*Description of the task*. Here are some records; quote them exactly, leaving out the pictures.
· · · · · · ·
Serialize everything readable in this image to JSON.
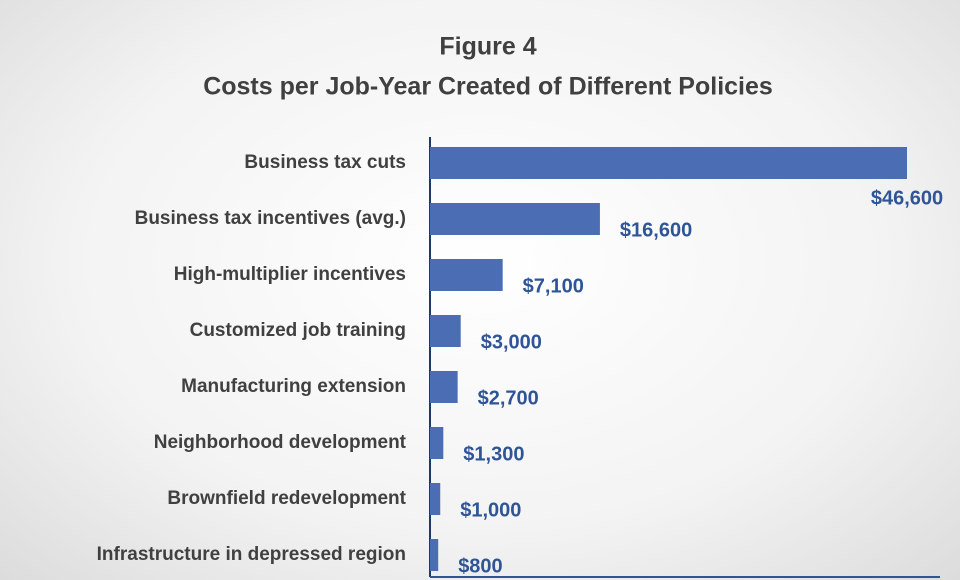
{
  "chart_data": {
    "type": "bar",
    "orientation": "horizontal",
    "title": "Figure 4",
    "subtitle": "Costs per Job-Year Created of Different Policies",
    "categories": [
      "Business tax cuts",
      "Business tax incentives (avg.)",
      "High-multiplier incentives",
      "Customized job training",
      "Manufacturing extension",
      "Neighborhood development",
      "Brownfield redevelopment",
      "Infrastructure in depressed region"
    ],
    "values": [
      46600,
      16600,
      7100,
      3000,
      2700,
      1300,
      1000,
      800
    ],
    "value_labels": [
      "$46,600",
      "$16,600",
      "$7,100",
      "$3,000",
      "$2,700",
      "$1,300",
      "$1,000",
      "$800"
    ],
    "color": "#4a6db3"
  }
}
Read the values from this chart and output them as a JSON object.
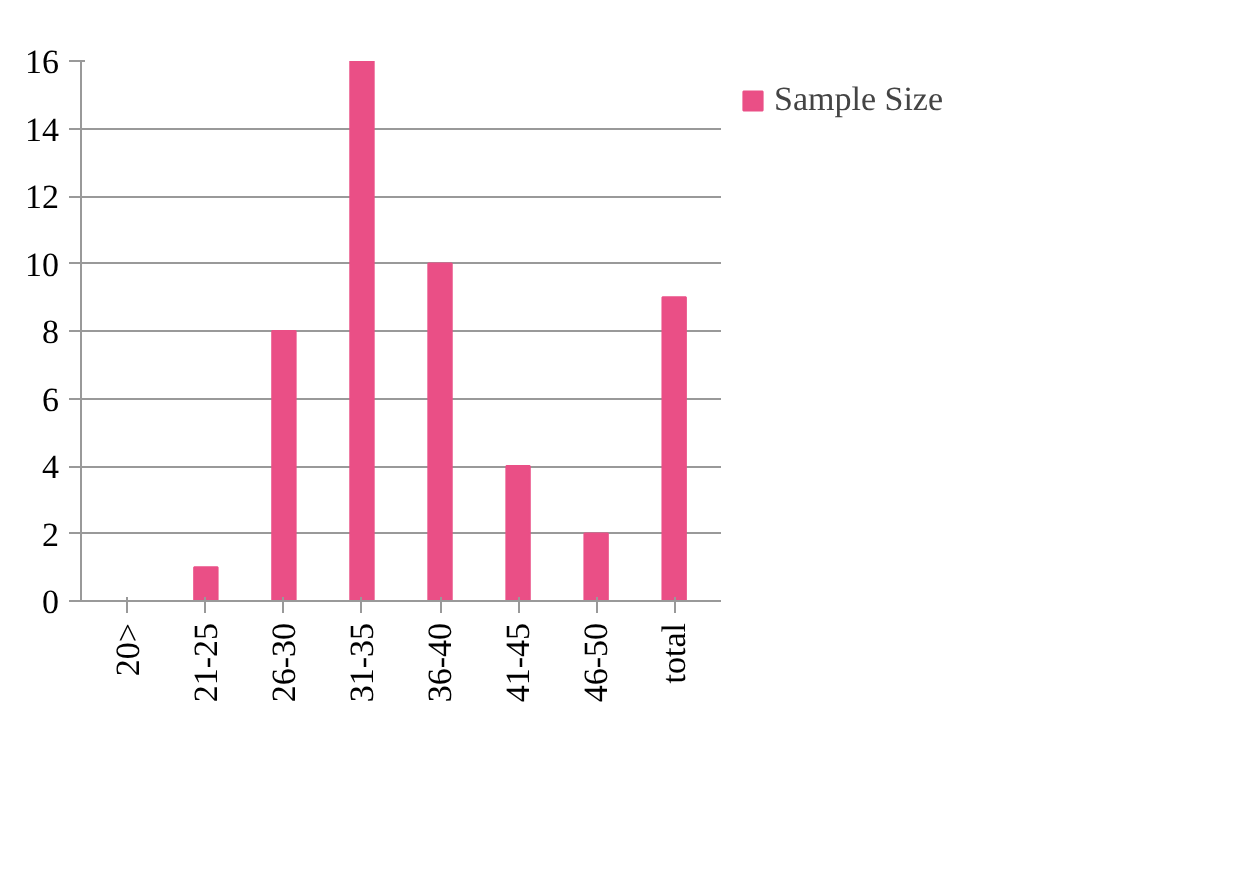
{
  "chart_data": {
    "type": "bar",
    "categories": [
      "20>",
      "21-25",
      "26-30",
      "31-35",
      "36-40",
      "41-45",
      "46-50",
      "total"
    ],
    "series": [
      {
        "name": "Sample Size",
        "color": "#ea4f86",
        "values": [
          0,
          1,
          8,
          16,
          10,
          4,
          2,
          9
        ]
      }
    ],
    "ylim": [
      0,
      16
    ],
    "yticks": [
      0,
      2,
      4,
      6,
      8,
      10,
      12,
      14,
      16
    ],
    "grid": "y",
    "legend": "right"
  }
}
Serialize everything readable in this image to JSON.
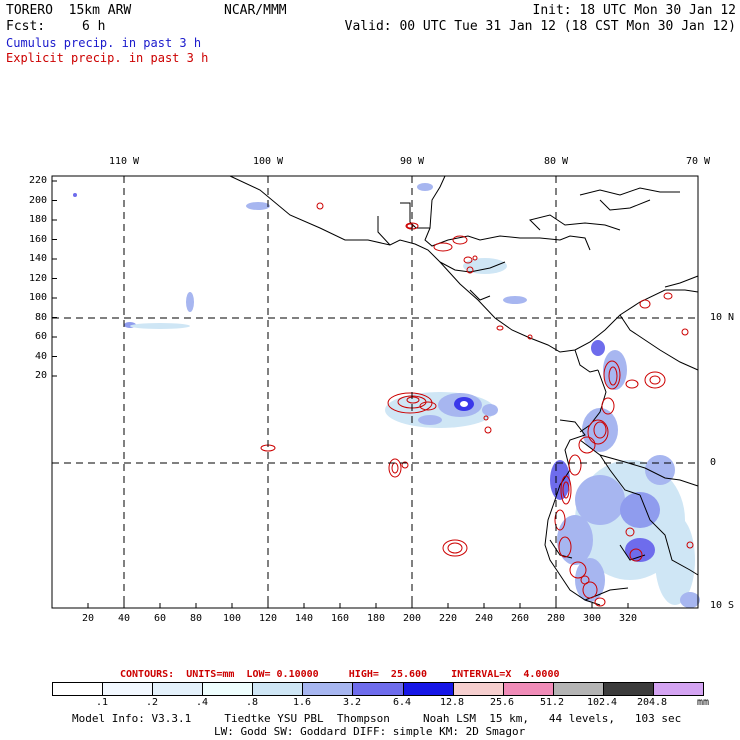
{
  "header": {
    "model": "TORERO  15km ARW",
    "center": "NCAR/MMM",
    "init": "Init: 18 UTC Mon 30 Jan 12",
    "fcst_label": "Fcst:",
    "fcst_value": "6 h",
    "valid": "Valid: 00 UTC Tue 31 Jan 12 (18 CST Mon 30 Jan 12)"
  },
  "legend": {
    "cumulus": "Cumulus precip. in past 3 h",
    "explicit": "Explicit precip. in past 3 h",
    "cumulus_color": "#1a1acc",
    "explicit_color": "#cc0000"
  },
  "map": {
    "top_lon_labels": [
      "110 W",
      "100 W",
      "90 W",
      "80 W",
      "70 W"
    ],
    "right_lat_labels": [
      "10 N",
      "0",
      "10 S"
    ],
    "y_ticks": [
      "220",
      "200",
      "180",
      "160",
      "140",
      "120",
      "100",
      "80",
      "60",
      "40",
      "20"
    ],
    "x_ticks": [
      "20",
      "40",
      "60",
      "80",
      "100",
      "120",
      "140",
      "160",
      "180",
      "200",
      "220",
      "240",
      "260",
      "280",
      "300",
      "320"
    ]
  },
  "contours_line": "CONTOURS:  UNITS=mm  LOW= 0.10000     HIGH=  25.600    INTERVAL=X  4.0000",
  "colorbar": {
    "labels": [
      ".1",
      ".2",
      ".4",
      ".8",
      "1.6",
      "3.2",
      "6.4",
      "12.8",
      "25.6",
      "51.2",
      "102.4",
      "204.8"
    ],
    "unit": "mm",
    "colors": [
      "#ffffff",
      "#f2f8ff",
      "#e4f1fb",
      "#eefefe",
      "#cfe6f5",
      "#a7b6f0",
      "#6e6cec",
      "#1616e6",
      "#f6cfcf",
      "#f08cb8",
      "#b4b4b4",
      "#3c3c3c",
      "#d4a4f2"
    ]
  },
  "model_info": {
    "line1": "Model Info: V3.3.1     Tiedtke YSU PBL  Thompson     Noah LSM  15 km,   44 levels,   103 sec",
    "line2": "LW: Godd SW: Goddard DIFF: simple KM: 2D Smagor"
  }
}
· · · · · · ·
*Result*.
Serialize everything readable in this image to JSON.
{
  "chart_data": {
    "type": "bar",
    "orientation": "horizontal",
    "title": "Figure 4",
    "subtitle": "Costs per Job-Year Created of Different Policies",
    "categories": [
      "Business tax cuts",
      "Business tax incentives (avg.)",
      "High-multiplier incentives",
      "Customized job training",
      "Manufacturing extension",
      "Neighborhood development",
      "Brownfield redevelopment",
      "Infrastructure in depressed region"
    ],
    "values": [
      46600,
      16600,
      7100,
      3000,
      2700,
      1300,
      1000,
      800
    ],
    "value_labels": [
      "$46,600",
      "$16,600",
      "$7,100",
      "$3,000",
      "$2,700",
      "$1,300",
      "$1,000",
      "$800"
    ],
    "color": "#4a6db3"
  }
}
Read the values from this chart and output them as a JSON object.
{
  "chart_data": {
    "type": "bar",
    "categories": [
      "20>",
      "21-25",
      "26-30",
      "31-35",
      "36-40",
      "41-45",
      "46-50",
      "total"
    ],
    "series": [
      {
        "name": "Sample Size",
        "color": "#ea4f86",
        "values": [
          0,
          1,
          8,
          16,
          10,
          4,
          2,
          9
        ]
      }
    ],
    "ylim": [
      0,
      16
    ],
    "yticks": [
      0,
      2,
      4,
      6,
      8,
      10,
      12,
      14,
      16
    ],
    "grid": "y",
    "legend": "right"
  }
}
Serialize everything readable in this image to JSON.
{
  "header": {
    "model": "TORERO  15km ARW",
    "center": "NCAR/MMM",
    "init": "Init: 18 UTC Mon 30 Jan 12",
    "fcst_label": "Fcst:",
    "fcst_value": "6 h",
    "valid": "Valid: 00 UTC Tue 31 Jan 12 (18 CST Mon 30 Jan 12)"
  },
  "legend": {
    "cumulus": "Cumulus precip. in past 3 h",
    "explicit": "Explicit precip. in past 3 h",
    "cumulus_color": "#1a1acc",
    "explicit_color": "#cc0000"
  },
  "map": {
    "top_lon_labels": [
      "110 W",
      "100 W",
      "90 W",
      "80 W",
      "70 W"
    ],
    "right_lat_labels": [
      "10 N",
      "0",
      "10 S"
    ],
    "y_ticks": [
      "220",
      "200",
      "180",
      "160",
      "140",
      "120",
      "100",
      "80",
      "60",
      "40",
      "20"
    ],
    "x_ticks": [
      "20",
      "40",
      "60",
      "80",
      "100",
      "120",
      "140",
      "160",
      "180",
      "200",
      "220",
      "240",
      "260",
      "280",
      "300",
      "320"
    ]
  },
  "contours_line": "CONTOURS:  UNITS=mm  LOW= 0.10000     HIGH=  25.600    INTERVAL=X  4.0000",
  "colorbar": {
    "labels": [
      ".1",
      ".2",
      ".4",
      ".8",
      "1.6",
      "3.2",
      "6.4",
      "12.8",
      "25.6",
      "51.2",
      "102.4",
      "204.8"
    ],
    "unit": "mm",
    "colors": [
      "#ffffff",
      "#f2f8ff",
      "#e4f1fb",
      "#eefefe",
      "#cfe6f5",
      "#a7b6f0",
      "#6e6cec",
      "#1616e6",
      "#f6cfcf",
      "#f08cb8",
      "#b4b4b4",
      "#3c3c3c",
      "#d4a4f2"
    ]
  },
  "model_info": {
    "line1": "Model Info: V3.3.1     Tiedtke YSU PBL  Thompson     Noah LSM  15 km,   44 levels,   103 sec",
    "line2": "LW: Godd SW: Goddard DIFF: simple KM: 2D Smagor"
  }
}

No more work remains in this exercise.